→ What is required:
Make an exact copy of all the material below, apart from the pictures.

Entries taken from a collection
________________
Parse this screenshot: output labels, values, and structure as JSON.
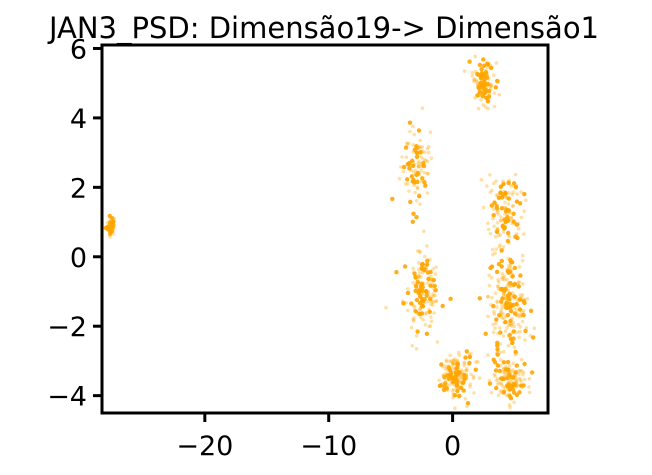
{
  "chart_data": {
    "type": "scatter",
    "title": "JAN3_PSD: Dimensão19-> Dimensão1",
    "xlabel": "",
    "ylabel": "",
    "xlim": [
      -28.3,
      7.7
    ],
    "ylim": [
      -4.5,
      6.1
    ],
    "x_ticks": [
      -20,
      -10,
      0
    ],
    "x_tick_labels": [
      "−20",
      "−10",
      "0"
    ],
    "y_ticks": [
      -4,
      -2,
      0,
      2,
      4,
      6
    ],
    "y_tick_labels": [
      "−4",
      "−2",
      "0",
      "2",
      "4",
      "6"
    ],
    "grid": false,
    "legend": "none",
    "point_color": "#FFA500",
    "clusters": [
      {
        "x": -27.6,
        "y": 0.9,
        "spread_x": 0.35,
        "spread_y": 0.25,
        "count": 40
      },
      {
        "x": 2.5,
        "y": 5.0,
        "spread_x": 0.8,
        "spread_y": 0.55,
        "count": 130
      },
      {
        "x": -3.0,
        "y": 2.6,
        "spread_x": 1.0,
        "spread_y": 1.1,
        "count": 110
      },
      {
        "x": -2.5,
        "y": -1.0,
        "spread_x": 1.3,
        "spread_y": 1.0,
        "count": 160
      },
      {
        "x": 0.2,
        "y": -3.4,
        "spread_x": 1.3,
        "spread_y": 0.6,
        "count": 170
      },
      {
        "x": 4.2,
        "y": 1.2,
        "spread_x": 1.3,
        "spread_y": 1.1,
        "count": 140
      },
      {
        "x": 4.5,
        "y": -1.5,
        "spread_x": 1.4,
        "spread_y": 1.4,
        "count": 220
      },
      {
        "x": 4.5,
        "y": -3.6,
        "spread_x": 1.2,
        "spread_y": 0.5,
        "count": 120
      }
    ]
  }
}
________________
→ Result of the task:
Parse this screenshot: output labels, values, and structure as JSON.
{
  "chart_data": {
    "type": "scatter",
    "title": "JAN3_PSD: Dimensão19-> Dimensão1",
    "xlabel": "",
    "ylabel": "",
    "xlim": [
      -28.3,
      7.7
    ],
    "ylim": [
      -4.5,
      6.1
    ],
    "x_ticks": [
      -20,
      -10,
      0
    ],
    "x_tick_labels": [
      "−20",
      "−10",
      "0"
    ],
    "y_ticks": [
      -4,
      -2,
      0,
      2,
      4,
      6
    ],
    "y_tick_labels": [
      "−4",
      "−2",
      "0",
      "2",
      "4",
      "6"
    ],
    "grid": false,
    "legend": "none",
    "point_color": "#FFA500",
    "clusters": [
      {
        "x": -27.6,
        "y": 0.9,
        "spread_x": 0.35,
        "spread_y": 0.25,
        "count": 40
      },
      {
        "x": 2.5,
        "y": 5.0,
        "spread_x": 0.8,
        "spread_y": 0.55,
        "count": 130
      },
      {
        "x": -3.0,
        "y": 2.6,
        "spread_x": 1.0,
        "spread_y": 1.1,
        "count": 110
      },
      {
        "x": -2.5,
        "y": -1.0,
        "spread_x": 1.3,
        "spread_y": 1.0,
        "count": 160
      },
      {
        "x": 0.2,
        "y": -3.4,
        "spread_x": 1.3,
        "spread_y": 0.6,
        "count": 170
      },
      {
        "x": 4.2,
        "y": 1.2,
        "spread_x": 1.3,
        "spread_y": 1.1,
        "count": 140
      },
      {
        "x": 4.5,
        "y": -1.5,
        "spread_x": 1.4,
        "spread_y": 1.4,
        "count": 220
      },
      {
        "x": 4.5,
        "y": -3.6,
        "spread_x": 1.2,
        "spread_y": 0.5,
        "count": 120
      }
    ]
  }
}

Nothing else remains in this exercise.